INSTRUCTIONS TO FOLLOW: Repeat the records below verbatim.

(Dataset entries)
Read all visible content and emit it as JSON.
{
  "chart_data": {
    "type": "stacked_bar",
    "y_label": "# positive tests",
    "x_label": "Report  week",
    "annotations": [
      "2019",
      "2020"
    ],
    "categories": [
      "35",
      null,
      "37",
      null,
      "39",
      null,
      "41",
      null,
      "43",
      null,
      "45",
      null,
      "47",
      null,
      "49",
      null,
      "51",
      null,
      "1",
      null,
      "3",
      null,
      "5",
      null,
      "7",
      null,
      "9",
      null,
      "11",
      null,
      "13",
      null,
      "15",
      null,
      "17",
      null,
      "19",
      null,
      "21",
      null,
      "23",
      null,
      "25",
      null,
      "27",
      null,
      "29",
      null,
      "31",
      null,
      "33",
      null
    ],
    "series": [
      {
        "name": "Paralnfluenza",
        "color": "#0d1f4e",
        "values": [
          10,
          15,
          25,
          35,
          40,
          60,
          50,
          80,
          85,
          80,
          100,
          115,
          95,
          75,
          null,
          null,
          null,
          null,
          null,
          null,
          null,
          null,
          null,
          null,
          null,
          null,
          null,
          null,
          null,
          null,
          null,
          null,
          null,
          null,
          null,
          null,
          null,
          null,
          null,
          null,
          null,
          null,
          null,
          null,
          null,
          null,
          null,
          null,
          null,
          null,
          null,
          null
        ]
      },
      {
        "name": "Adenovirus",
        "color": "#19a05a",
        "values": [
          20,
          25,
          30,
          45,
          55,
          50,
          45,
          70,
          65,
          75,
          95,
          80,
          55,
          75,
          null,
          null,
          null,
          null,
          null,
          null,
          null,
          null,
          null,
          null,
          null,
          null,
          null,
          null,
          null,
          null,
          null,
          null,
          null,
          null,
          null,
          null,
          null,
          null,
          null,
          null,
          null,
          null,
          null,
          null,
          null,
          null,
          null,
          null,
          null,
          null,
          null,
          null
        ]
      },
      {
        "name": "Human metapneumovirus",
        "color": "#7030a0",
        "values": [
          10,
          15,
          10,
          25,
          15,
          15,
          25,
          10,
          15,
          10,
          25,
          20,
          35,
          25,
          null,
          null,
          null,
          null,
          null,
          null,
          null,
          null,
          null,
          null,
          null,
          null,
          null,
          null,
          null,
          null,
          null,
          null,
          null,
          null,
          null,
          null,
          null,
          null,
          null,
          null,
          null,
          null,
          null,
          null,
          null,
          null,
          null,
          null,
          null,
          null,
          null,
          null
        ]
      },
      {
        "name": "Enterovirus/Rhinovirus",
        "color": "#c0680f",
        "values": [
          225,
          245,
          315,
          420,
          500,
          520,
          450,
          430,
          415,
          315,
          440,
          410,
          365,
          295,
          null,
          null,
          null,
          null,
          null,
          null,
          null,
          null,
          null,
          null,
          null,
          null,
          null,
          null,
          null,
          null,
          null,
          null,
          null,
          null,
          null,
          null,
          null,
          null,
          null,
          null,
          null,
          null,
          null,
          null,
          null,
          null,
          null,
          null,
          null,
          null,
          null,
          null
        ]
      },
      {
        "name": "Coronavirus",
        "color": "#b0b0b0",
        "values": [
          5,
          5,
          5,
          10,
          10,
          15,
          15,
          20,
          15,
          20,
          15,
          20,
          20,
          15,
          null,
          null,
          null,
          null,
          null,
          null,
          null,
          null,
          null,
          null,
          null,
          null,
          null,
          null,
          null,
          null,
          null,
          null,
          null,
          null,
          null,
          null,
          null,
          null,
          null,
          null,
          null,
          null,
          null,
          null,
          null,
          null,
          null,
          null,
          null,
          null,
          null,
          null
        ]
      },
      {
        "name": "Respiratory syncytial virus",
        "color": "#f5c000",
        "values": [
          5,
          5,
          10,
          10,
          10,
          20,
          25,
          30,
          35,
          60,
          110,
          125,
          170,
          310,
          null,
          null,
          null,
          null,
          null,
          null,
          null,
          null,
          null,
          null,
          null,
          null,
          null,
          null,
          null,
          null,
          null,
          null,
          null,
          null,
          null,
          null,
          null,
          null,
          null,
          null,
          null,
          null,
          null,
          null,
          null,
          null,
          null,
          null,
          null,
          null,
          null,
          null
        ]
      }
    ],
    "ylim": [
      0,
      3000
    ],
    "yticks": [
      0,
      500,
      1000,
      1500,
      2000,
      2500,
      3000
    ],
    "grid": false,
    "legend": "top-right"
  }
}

TASK ANSWER:
Read all visible content and emit it as JSON.
{
  "chart_data": {
    "type": "stacked_bar",
    "y_label": "# positive tests",
    "x_label": "Report  week",
    "annotations": [
      "2019",
      "2020"
    ],
    "categories": [
      "35",
      null,
      "37",
      null,
      "39",
      null,
      "41",
      null,
      "43",
      null,
      "45",
      null,
      "47",
      null,
      "49",
      null,
      "51",
      null,
      "1",
      null,
      "3",
      null,
      "5",
      null,
      "7",
      null,
      "9",
      null,
      "11",
      null,
      "13",
      null,
      "15",
      null,
      "17",
      null,
      "19",
      null,
      "21",
      null,
      "23",
      null,
      "25",
      null,
      "27",
      null,
      "29",
      null,
      "31",
      null,
      "33",
      null
    ],
    "series": [
      {
        "name": "Paralnfluenza",
        "color": "#0d1f4e",
        "values": [
          10,
          15,
          25,
          35,
          40,
          60,
          50,
          80,
          85,
          80,
          100,
          115,
          95,
          75,
          null,
          null,
          null,
          null,
          null,
          null,
          null,
          null,
          null,
          null,
          null,
          null,
          null,
          null,
          null,
          null,
          null,
          null,
          null,
          null,
          null,
          null,
          null,
          null,
          null,
          null,
          null,
          null,
          null,
          null,
          null,
          null,
          null,
          null,
          null,
          null,
          null,
          null
        ]
      },
      {
        "name": "Adenovirus",
        "color": "#19a05a",
        "values": [
          20,
          25,
          30,
          45,
          55,
          50,
          45,
          70,
          65,
          75,
          95,
          80,
          55,
          75,
          null,
          null,
          null,
          null,
          null,
          null,
          null,
          null,
          null,
          null,
          null,
          null,
          null,
          null,
          null,
          null,
          null,
          null,
          null,
          null,
          null,
          null,
          null,
          null,
          null,
          null,
          null,
          null,
          null,
          null,
          null,
          null,
          null,
          null,
          null,
          null,
          null,
          null
        ]
      },
      {
        "name": "Human metapneumovirus",
        "color": "#7030a0",
        "values": [
          10,
          15,
          10,
          25,
          15,
          15,
          25,
          10,
          15,
          10,
          25,
          20,
          35,
          25,
          null,
          null,
          null,
          null,
          null,
          null,
          null,
          null,
          null,
          null,
          null,
          null,
          null,
          null,
          null,
          null,
          null,
          null,
          null,
          null,
          null,
          null,
          null,
          null,
          null,
          null,
          null,
          null,
          null,
          null,
          null,
          null,
          null,
          null,
          null,
          null,
          null,
          null
        ]
      },
      {
        "name": "Enterovirus/Rhinovirus",
        "color": "#c0680f",
        "values": [
          225,
          245,
          315,
          420,
          500,
          520,
          450,
          430,
          415,
          315,
          440,
          410,
          365,
          295,
          null,
          null,
          null,
          null,
          null,
          null,
          null,
          null,
          null,
          null,
          null,
          null,
          null,
          null,
          null,
          null,
          null,
          null,
          null,
          null,
          null,
          null,
          null,
          null,
          null,
          null,
          null,
          null,
          null,
          null,
          null,
          null,
          null,
          null,
          null,
          null,
          null,
          null
        ]
      },
      {
        "name": "Coronavirus",
        "color": "#b0b0b0",
        "values": [
          5,
          5,
          5,
          10,
          10,
          15,
          15,
          20,
          15,
          20,
          15,
          20,
          20,
          15,
          null,
          null,
          null,
          null,
          null,
          null,
          null,
          null,
          null,
          null,
          null,
          null,
          null,
          null,
          null,
          null,
          null,
          null,
          null,
          null,
          null,
          null,
          null,
          null,
          null,
          null,
          null,
          null,
          null,
          null,
          null,
          null,
          null,
          null,
          null,
          null,
          null,
          null
        ]
      },
      {
        "name": "Respiratory syncytial virus",
        "color": "#f5c000",
        "values": [
          5,
          5,
          10,
          10,
          10,
          20,
          25,
          30,
          35,
          60,
          110,
          125,
          170,
          310,
          null,
          null,
          null,
          null,
          null,
          null,
          null,
          null,
          null,
          null,
          null,
          null,
          null,
          null,
          null,
          null,
          null,
          null,
          null,
          null,
          null,
          null,
          null,
          null,
          null,
          null,
          null,
          null,
          null,
          null,
          null,
          null,
          null,
          null,
          null,
          null,
          null,
          null
        ]
      }
    ],
    "ylim": [
      0,
      3000
    ],
    "yticks": [
      0,
      500,
      1000,
      1500,
      2000,
      2500,
      3000
    ],
    "grid": false,
    "legend": "top-right"
  }
}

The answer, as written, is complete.